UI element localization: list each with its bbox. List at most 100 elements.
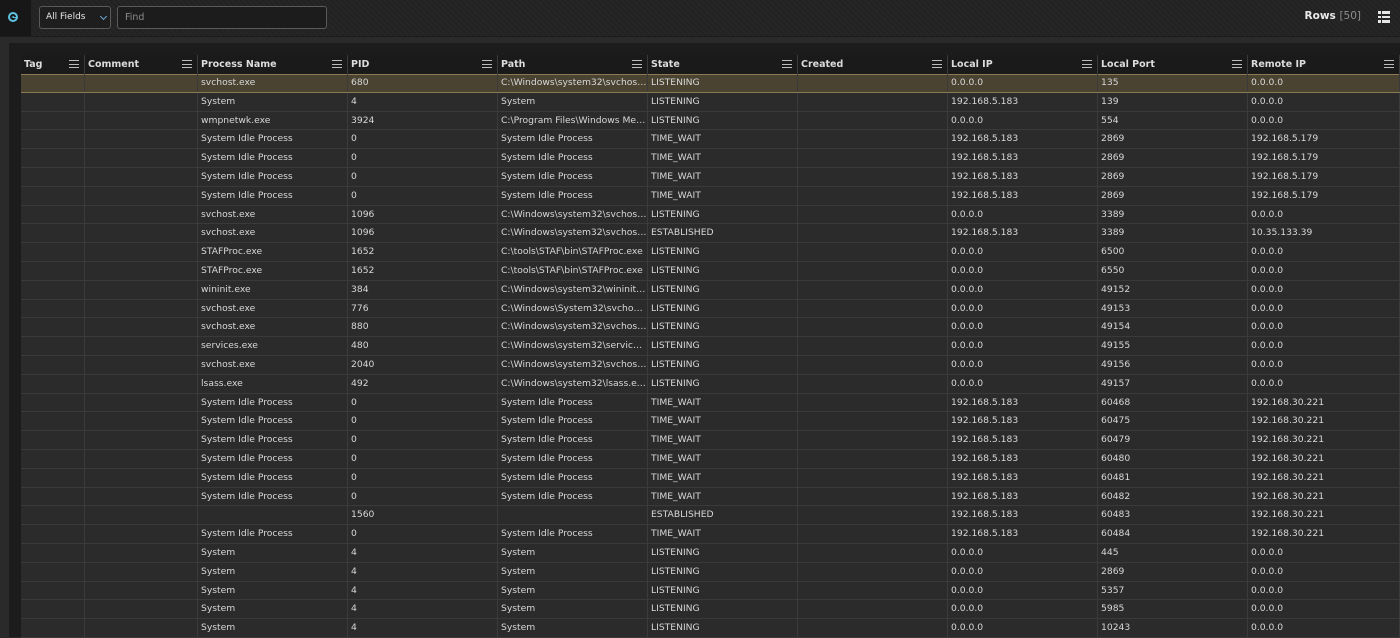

........

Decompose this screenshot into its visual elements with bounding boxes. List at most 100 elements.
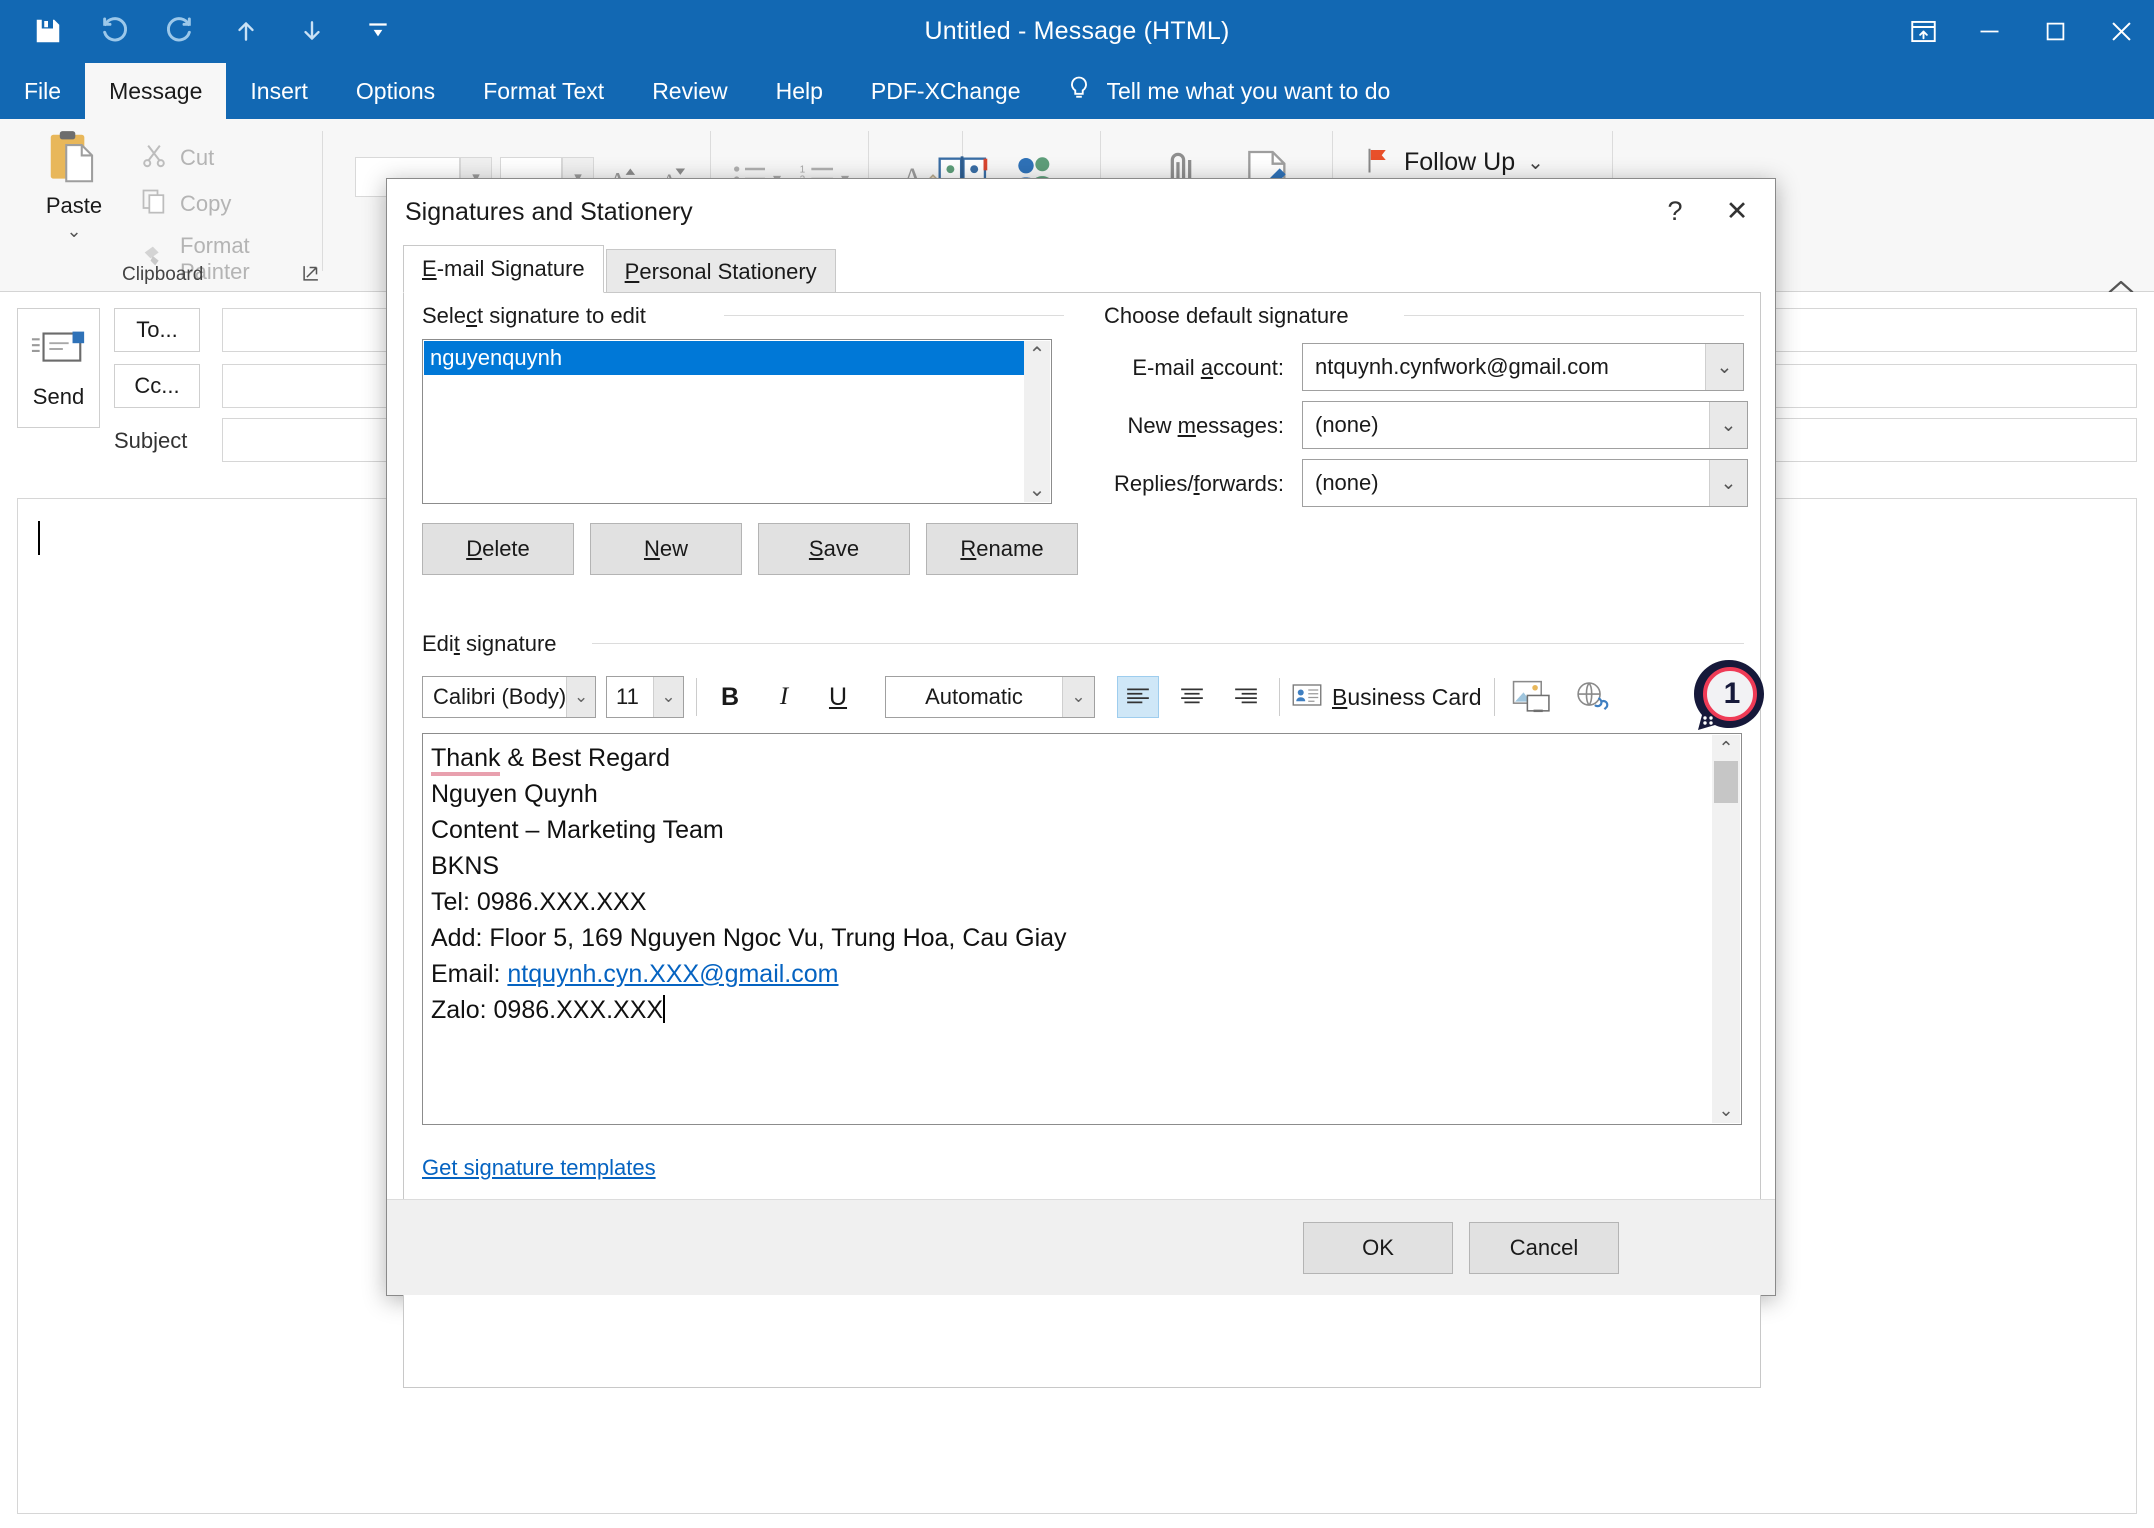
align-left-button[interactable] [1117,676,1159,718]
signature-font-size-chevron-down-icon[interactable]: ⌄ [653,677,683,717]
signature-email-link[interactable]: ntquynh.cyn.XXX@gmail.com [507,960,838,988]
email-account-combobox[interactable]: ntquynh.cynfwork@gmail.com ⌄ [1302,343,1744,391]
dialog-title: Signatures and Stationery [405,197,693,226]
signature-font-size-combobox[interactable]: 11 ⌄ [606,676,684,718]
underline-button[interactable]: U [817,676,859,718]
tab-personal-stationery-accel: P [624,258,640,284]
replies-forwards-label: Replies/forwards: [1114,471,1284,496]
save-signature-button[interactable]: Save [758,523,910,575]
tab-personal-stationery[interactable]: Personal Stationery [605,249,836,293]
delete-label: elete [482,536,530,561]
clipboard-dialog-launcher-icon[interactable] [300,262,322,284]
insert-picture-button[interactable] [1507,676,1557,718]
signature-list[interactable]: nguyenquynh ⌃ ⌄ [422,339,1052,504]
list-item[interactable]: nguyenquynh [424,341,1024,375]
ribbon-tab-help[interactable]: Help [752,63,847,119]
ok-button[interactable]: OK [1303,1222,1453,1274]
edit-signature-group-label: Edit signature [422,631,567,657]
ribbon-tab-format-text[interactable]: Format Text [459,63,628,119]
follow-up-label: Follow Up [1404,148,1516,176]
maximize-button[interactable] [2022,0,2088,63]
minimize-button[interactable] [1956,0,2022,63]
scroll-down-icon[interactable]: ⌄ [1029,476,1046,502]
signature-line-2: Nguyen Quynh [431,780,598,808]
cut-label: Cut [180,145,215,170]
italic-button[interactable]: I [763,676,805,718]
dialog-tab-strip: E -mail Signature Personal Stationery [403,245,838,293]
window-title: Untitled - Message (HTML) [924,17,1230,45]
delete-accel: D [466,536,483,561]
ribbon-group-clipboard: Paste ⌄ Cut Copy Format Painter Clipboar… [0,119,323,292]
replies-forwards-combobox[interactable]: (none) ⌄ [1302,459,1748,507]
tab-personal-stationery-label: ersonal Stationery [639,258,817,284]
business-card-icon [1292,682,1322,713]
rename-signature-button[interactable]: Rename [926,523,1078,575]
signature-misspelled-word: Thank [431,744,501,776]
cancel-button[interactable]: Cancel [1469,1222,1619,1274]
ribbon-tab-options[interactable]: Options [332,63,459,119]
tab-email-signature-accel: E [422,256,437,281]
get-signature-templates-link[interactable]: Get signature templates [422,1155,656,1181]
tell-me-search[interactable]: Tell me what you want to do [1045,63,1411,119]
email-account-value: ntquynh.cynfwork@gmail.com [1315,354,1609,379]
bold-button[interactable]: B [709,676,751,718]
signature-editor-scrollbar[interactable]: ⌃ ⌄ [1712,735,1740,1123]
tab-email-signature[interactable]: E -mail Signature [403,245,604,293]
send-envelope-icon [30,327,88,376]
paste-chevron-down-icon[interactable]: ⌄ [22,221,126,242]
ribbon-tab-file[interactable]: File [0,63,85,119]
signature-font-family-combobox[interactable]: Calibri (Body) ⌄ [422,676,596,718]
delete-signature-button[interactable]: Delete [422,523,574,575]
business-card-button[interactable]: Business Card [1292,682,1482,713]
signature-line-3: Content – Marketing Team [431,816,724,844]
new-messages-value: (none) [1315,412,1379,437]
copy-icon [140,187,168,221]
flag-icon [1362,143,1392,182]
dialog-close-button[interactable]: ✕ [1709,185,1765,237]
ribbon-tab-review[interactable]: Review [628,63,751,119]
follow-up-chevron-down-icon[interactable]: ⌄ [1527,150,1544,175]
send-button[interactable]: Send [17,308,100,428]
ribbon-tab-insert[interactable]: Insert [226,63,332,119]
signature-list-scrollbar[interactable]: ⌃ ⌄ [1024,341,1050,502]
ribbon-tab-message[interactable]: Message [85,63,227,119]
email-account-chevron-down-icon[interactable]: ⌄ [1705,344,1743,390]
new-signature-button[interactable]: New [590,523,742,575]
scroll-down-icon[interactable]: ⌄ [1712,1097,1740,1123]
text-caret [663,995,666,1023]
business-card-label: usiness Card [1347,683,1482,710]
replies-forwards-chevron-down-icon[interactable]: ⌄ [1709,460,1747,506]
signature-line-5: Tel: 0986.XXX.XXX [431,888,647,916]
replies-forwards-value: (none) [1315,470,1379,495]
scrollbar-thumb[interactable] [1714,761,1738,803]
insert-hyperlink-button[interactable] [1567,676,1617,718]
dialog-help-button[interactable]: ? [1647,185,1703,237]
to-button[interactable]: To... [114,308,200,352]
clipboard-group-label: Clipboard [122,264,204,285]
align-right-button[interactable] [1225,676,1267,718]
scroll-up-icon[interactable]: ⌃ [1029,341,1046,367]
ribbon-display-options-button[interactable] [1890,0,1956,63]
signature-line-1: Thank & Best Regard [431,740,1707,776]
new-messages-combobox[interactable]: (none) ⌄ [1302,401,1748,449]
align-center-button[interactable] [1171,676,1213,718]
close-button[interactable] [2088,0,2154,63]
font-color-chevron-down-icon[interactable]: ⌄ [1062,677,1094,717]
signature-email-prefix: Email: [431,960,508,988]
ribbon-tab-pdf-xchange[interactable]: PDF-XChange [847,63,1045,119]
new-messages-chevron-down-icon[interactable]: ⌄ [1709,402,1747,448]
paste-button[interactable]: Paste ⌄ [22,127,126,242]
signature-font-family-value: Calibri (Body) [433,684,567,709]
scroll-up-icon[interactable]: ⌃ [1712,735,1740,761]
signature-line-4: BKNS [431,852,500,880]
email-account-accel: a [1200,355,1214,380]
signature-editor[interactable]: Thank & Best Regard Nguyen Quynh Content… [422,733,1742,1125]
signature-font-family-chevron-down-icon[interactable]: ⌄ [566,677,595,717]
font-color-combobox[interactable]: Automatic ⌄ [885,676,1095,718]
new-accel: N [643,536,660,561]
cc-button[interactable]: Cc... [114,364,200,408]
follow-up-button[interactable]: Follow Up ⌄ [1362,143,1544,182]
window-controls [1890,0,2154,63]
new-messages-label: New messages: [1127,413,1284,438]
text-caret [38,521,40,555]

........

[Direction]
Please reproduce the lines of material from the line with "Decompose this screenshot" to the line with "tab-personal-stationery-accel: P [624,258,640,284]", both included, leaving out the pictures.

[Exercise output]
Decompose this screenshot into its visual elements with bounding boxes. List at most 100 elements.
align-left-button[interactable] [1117,676,1159,718]
signature-font-size-chevron-down-icon[interactable]: ⌄ [653,677,683,717]
signature-email-link[interactable]: ntquynh.cyn.XXX@gmail.com [507,960,838,988]
email-account-combobox[interactable]: ntquynh.cynfwork@gmail.com ⌄ [1302,343,1744,391]
dialog-title: Signatures and Stationery [405,197,693,226]
signature-font-size-combobox[interactable]: 11 ⌄ [606,676,684,718]
underline-button[interactable]: U [817,676,859,718]
tab-personal-stationery-accel: P [624,258,640,284]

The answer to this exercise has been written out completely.